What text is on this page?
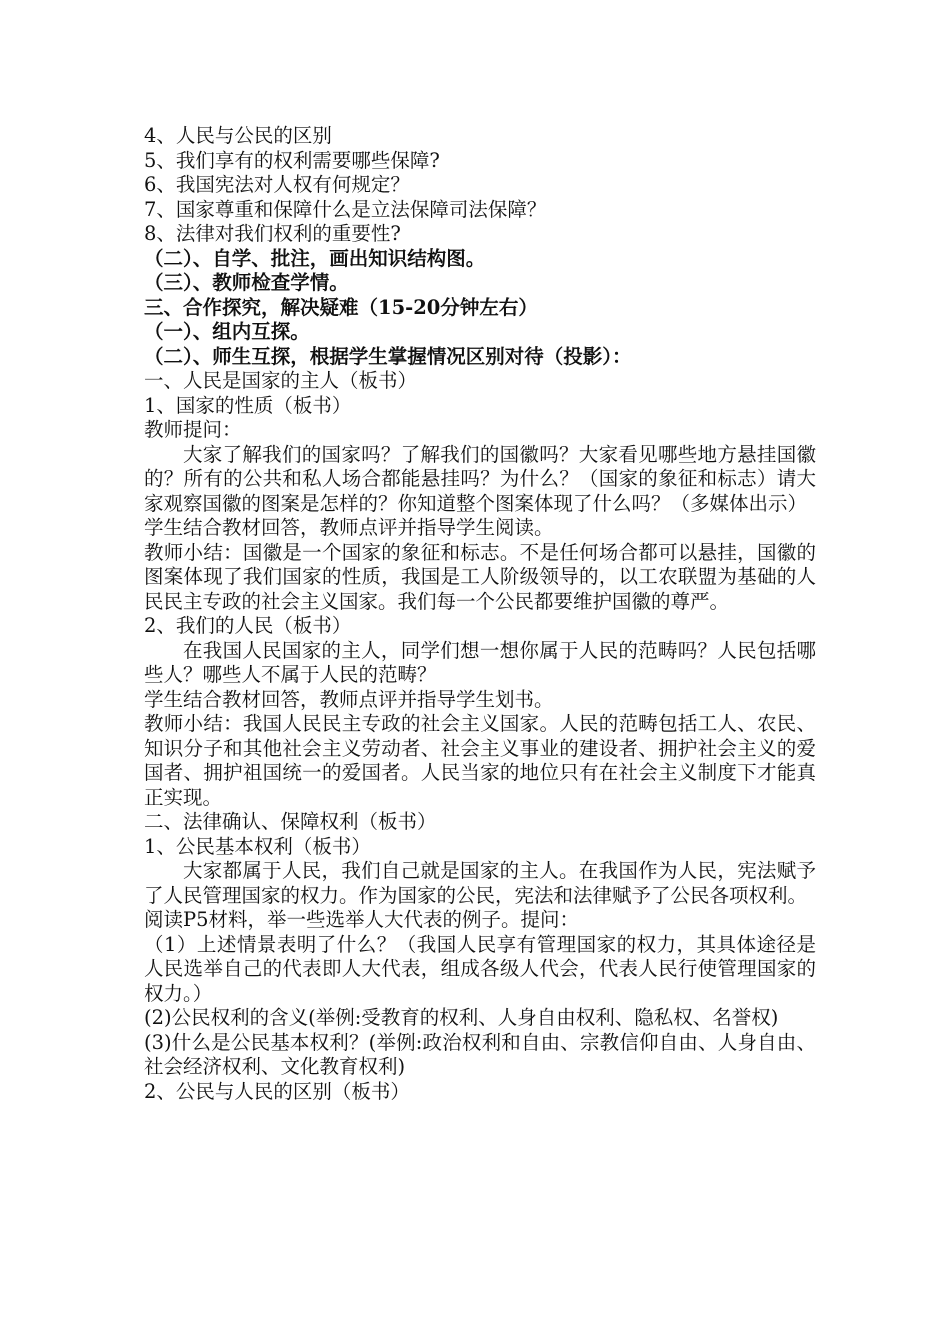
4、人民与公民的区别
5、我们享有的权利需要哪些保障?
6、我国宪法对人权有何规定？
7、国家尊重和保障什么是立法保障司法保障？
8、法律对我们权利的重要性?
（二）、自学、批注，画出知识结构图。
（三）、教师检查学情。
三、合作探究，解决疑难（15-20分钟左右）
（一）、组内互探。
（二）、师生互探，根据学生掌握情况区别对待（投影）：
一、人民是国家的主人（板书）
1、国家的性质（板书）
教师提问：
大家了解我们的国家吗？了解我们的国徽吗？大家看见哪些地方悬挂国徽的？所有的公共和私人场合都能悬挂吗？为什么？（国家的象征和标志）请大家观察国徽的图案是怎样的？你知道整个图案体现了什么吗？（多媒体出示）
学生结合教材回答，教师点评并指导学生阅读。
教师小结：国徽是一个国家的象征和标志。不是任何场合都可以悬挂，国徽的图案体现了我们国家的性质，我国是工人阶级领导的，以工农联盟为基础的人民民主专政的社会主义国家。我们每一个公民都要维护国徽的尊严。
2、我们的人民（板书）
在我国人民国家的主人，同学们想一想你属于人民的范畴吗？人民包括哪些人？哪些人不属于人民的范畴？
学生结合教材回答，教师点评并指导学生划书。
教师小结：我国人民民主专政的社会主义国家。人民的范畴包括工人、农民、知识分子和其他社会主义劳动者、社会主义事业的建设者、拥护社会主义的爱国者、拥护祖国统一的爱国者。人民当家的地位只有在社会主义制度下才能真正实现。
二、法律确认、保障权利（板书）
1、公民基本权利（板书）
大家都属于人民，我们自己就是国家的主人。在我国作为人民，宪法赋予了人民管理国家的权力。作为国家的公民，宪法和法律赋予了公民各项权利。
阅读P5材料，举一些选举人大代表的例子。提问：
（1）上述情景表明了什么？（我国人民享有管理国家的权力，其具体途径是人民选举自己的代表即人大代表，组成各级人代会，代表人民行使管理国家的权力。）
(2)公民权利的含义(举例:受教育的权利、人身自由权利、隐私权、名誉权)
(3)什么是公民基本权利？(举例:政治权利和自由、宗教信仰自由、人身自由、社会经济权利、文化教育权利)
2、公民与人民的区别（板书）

==

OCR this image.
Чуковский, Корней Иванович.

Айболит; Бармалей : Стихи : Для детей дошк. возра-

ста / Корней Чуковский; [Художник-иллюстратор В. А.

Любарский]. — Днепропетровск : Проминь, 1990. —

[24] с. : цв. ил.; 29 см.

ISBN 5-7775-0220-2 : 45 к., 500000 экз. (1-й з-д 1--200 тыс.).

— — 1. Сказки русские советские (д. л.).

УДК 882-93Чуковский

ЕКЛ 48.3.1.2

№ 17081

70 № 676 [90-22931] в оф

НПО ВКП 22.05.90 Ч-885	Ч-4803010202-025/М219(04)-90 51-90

### Your task:
Which lines include the word "Корней"? Copy every one of them.

### Problem solution:
Чуковский, Корней Иванович.
ста / Корней Чуковский; [Художник-иллюстратор В. А.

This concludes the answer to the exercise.